What to work on: Using the material below, copy every line where "integer" appears.

-- start of Exercise input --

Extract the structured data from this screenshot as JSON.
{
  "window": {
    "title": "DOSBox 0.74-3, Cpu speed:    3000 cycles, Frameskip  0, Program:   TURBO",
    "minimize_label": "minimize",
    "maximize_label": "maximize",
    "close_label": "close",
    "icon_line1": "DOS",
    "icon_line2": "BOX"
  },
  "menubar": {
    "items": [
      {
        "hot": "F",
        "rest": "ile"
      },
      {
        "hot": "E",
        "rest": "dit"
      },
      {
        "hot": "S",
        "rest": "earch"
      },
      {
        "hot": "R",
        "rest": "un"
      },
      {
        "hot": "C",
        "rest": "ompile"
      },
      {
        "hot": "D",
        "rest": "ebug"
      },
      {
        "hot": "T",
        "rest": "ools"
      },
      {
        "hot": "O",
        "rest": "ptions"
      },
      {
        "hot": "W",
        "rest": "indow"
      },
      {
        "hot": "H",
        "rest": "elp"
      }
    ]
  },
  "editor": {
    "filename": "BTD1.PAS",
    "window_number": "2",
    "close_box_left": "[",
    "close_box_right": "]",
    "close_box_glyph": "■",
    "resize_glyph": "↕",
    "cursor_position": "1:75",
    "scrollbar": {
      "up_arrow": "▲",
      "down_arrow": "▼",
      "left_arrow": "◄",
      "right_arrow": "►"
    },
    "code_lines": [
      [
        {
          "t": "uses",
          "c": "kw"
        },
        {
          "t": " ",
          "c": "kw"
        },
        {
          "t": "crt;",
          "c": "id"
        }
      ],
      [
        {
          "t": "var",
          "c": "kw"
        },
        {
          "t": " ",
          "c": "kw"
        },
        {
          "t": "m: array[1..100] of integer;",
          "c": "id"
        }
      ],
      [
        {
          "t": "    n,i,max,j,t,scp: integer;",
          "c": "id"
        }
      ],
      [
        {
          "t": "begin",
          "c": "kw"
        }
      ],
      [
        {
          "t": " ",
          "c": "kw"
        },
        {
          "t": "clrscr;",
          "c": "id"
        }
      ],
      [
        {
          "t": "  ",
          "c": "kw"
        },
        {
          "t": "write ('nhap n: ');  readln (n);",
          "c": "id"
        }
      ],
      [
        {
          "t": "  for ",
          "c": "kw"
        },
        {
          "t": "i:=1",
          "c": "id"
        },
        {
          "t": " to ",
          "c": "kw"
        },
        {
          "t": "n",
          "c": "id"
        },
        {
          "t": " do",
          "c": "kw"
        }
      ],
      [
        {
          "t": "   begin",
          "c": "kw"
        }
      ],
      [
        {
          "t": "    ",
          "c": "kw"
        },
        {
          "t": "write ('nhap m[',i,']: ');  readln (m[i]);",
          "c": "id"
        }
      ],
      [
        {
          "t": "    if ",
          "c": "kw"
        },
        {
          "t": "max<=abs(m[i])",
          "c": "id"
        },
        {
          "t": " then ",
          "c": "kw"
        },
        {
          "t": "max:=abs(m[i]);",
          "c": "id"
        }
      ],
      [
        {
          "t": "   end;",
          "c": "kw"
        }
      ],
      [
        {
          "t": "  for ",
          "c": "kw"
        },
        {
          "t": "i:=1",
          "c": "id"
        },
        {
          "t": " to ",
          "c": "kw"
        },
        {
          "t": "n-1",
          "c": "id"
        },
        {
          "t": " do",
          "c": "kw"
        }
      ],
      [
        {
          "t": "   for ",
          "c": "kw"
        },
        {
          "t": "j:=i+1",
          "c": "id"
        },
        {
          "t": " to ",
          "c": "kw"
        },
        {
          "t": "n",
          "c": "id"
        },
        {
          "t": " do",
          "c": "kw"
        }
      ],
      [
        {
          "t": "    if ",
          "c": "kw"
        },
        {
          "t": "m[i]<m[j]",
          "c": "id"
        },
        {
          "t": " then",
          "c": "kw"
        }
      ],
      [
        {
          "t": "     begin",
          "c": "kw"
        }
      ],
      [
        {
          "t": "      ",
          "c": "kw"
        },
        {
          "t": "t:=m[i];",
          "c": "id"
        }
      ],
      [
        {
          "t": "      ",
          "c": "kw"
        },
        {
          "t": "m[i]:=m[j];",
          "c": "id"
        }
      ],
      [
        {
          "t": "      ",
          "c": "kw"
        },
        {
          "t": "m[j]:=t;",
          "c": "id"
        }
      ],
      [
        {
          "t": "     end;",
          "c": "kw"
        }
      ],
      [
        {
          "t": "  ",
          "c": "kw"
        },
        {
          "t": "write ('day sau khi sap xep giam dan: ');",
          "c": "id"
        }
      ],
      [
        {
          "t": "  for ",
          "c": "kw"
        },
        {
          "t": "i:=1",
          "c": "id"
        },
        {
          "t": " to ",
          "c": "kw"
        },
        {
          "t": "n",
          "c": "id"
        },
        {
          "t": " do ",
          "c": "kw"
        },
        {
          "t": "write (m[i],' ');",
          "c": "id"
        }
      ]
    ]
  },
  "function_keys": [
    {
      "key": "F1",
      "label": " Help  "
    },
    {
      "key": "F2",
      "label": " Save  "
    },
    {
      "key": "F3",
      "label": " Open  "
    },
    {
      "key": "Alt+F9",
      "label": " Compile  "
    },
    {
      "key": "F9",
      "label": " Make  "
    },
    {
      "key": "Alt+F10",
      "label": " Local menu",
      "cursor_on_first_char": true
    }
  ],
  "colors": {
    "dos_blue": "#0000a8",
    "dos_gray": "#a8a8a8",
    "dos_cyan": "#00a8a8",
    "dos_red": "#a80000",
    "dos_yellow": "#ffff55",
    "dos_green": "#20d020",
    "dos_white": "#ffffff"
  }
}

-- end of Exercise input --

Full answer:
          "t": "m: array[1..100] of integer;",
          "t": "    n,i,max,j,t,scp: integer;",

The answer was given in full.